## What needs to be done
Nothing in the data should change when you return it, but leave the pictures out.

## Source material
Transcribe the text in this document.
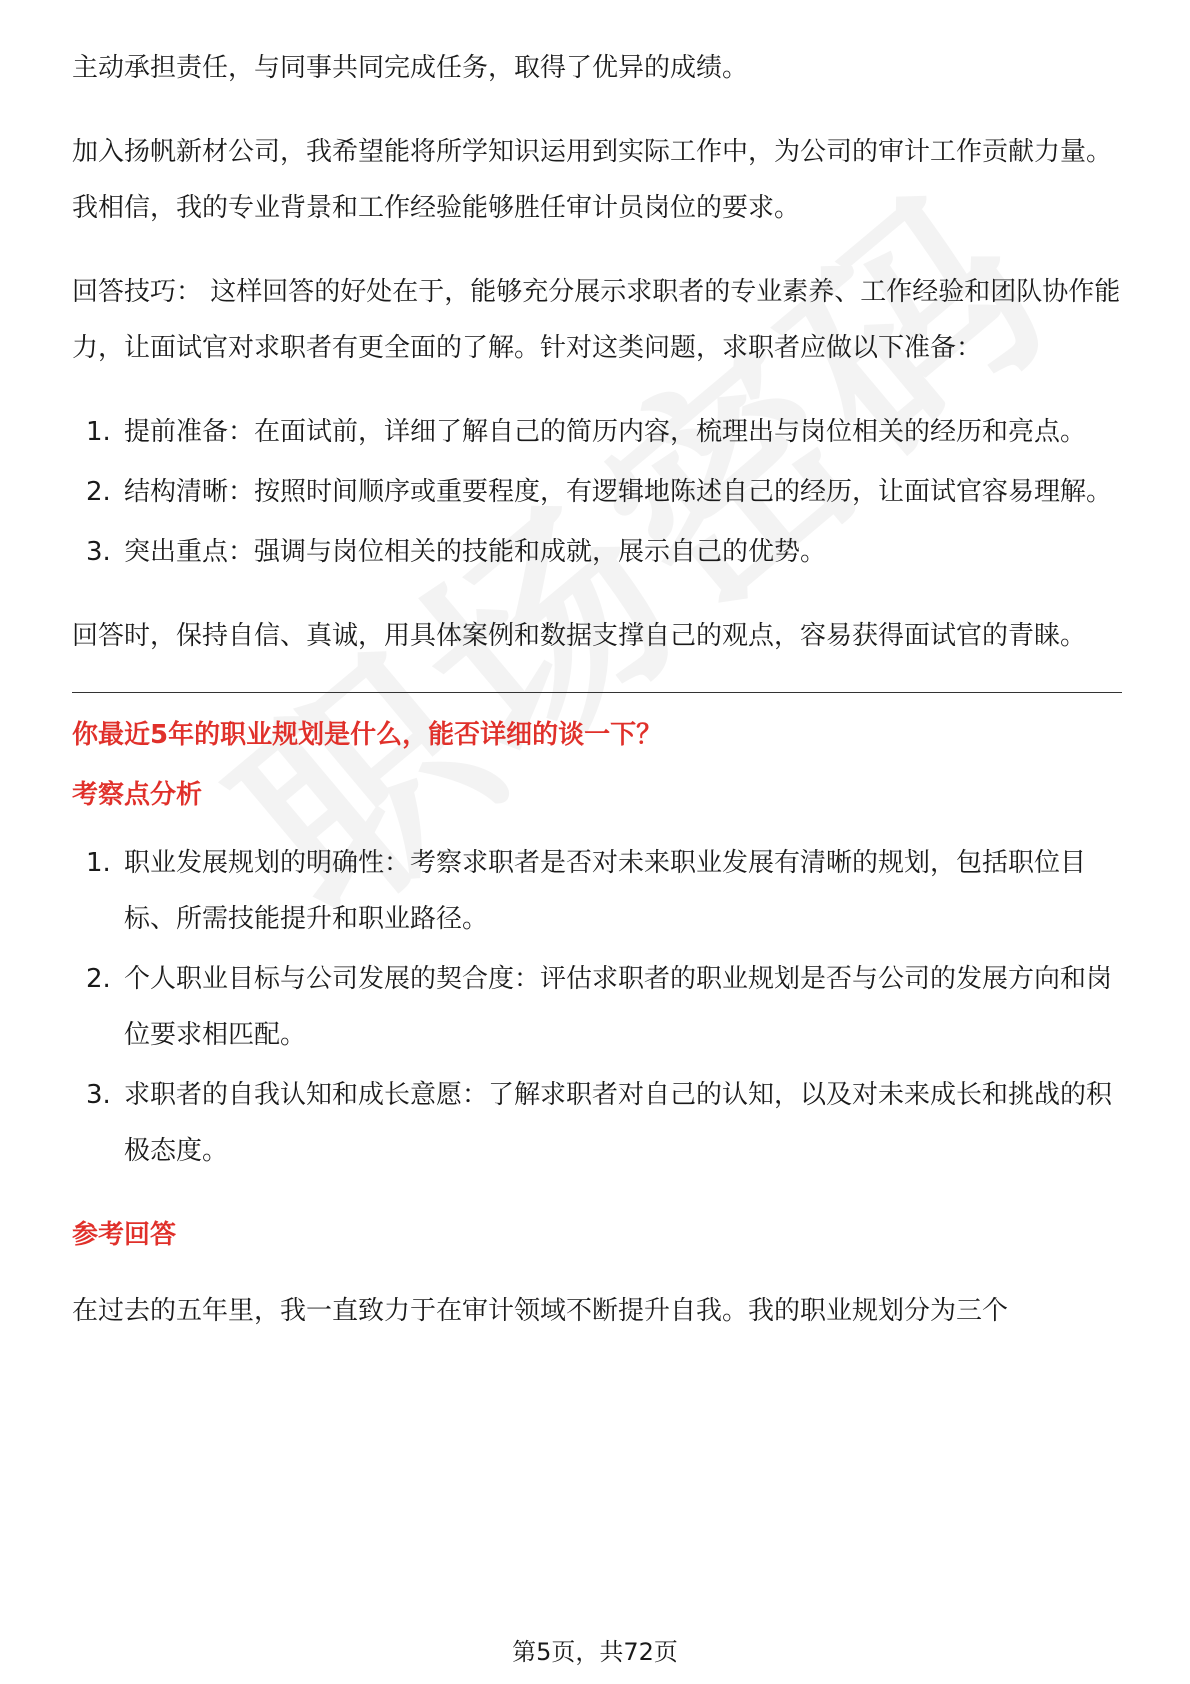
主动承担责任，与同事共同完成任务，取得了优异的成绩。

加入扬帆新材公司，我希望能将所学知识运用到实际工作中，为公司的审计工作贡献力量。我相信，我的专业背景和工作经验能够胜任审计员岗位的要求。

回答技巧： 这样回答的好处在于，能够充分展示求职者的专业素养、工作经验和团队协作能力，让面试官对求职者有更全面的了解。针对这类问题，求职者应做以下准备：

1. 提前准备：在面试前，详细了解自己的简历内容，梳理出与岗位相关的经历和亮点。
2. 结构清晰：按照时间顺序或重要程度，有逻辑地陈述自己的经历，让面试官容易理解。
3. 突出重点：强调与岗位相关的技能和成就，展示自己的优势。

回答时，保持自信、真诚，用具体案例和数据支撑自己的观点，容易获得面试官的青睐。

你最近5年的职业规划是什么，能否详细的谈一下？
考察点分析
1. 职业发展规划的明确性：考察求职者是否对未来职业发展有清晰的规划，包括职位目标、所需技能提升和职业路径。
2. 个人职业目标与公司发展的契合度：评估求职者的职业规划是否与公司的发展方向和岗位要求相匹配。
3. 求职者的自我认知和成长意愿：了解求职者对自己的认知，以及对未来成长和挑战的积极态度。
参考回答

在过去的五年里，我一直致力于在审计领域不断提升自我。我的职业规划分为三个

第5页，共72页
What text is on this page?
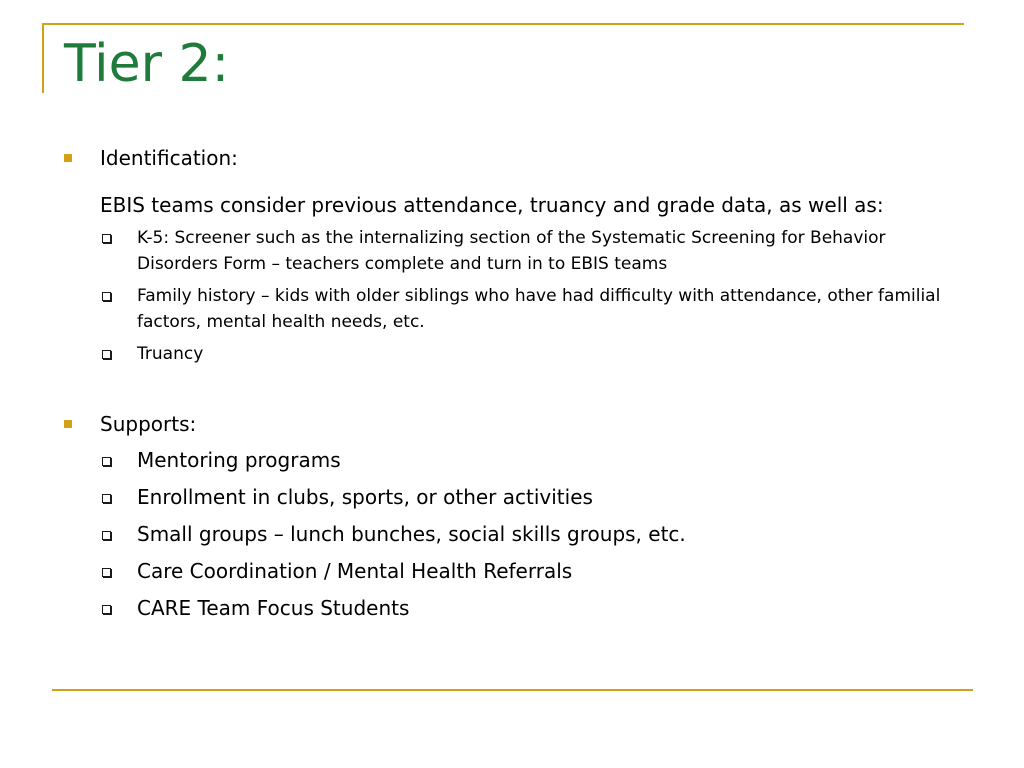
Tier 2:
Identification:
EBIS teams consider previous attendance, truancy and grade data, as well as:
K-5: Screener such as the internalizing section of the Systematic Screening for Behavior Disorders Form – teachers complete and turn in to EBIS teams
Family history – kids with older siblings who have had difficulty with attendance, other familial factors, mental health needs, etc.
Truancy
Supports:
Mentoring programs
Enrollment in clubs, sports, or other activities
Small groups – lunch bunches, social skills groups, etc.
Care Coordination / Mental Health Referrals
CARE Team Focus Students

## Solved problem
Transcribe the text in this document.
主动承担责任，与同事共同完成任务，取得了优异的成绩。

加入扬帆新材公司，我希望能将所学知识运用到实际工作中，为公司的审计工作贡献力量。我相信，我的专业背景和工作经验能够胜任审计员岗位的要求。

回答技巧： 这样回答的好处在于，能够充分展示求职者的专业素养、工作经验和团队协作能力，让面试官对求职者有更全面的了解。针对这类问题，求职者应做以下准备：

1. 提前准备：在面试前，详细了解自己的简历内容，梳理出与岗位相关的经历和亮点。
2. 结构清晰：按照时间顺序或重要程度，有逻辑地陈述自己的经历，让面试官容易理解。
3. 突出重点：强调与岗位相关的技能和成就，展示自己的优势。

回答时，保持自信、真诚，用具体案例和数据支撑自己的观点，容易获得面试官的青睐。

你最近5年的职业规划是什么，能否详细的谈一下？
考察点分析
1. 职业发展规划的明确性：考察求职者是否对未来职业发展有清晰的规划，包括职位目标、所需技能提升和职业路径。
2. 个人职业目标与公司发展的契合度：评估求职者的职业规划是否与公司的发展方向和岗位要求相匹配。
3. 求职者的自我认知和成长意愿：了解求职者对自己的认知，以及对未来成长和挑战的积极态度。
参考回答

在过去的五年里，我一直致力于在审计领域不断提升自我。我的职业规划分为三个

第5页，共72页
What text is on this page?
Tier 2:
Identification:
EBIS teams consider previous attendance, truancy and grade data, as well as:
K-5: Screener such as the internalizing section of the Systematic Screening for Behavior Disorders Form – teachers complete and turn in to EBIS teams
Family history – kids with older siblings who have had difficulty with attendance, other familial factors, mental health needs, etc.
Truancy
Supports:
Mentoring programs
Enrollment in clubs, sports, or other activities
Small groups – lunch bunches, social skills groups, etc.
Care Coordination / Mental Health Referrals
CARE Team Focus Students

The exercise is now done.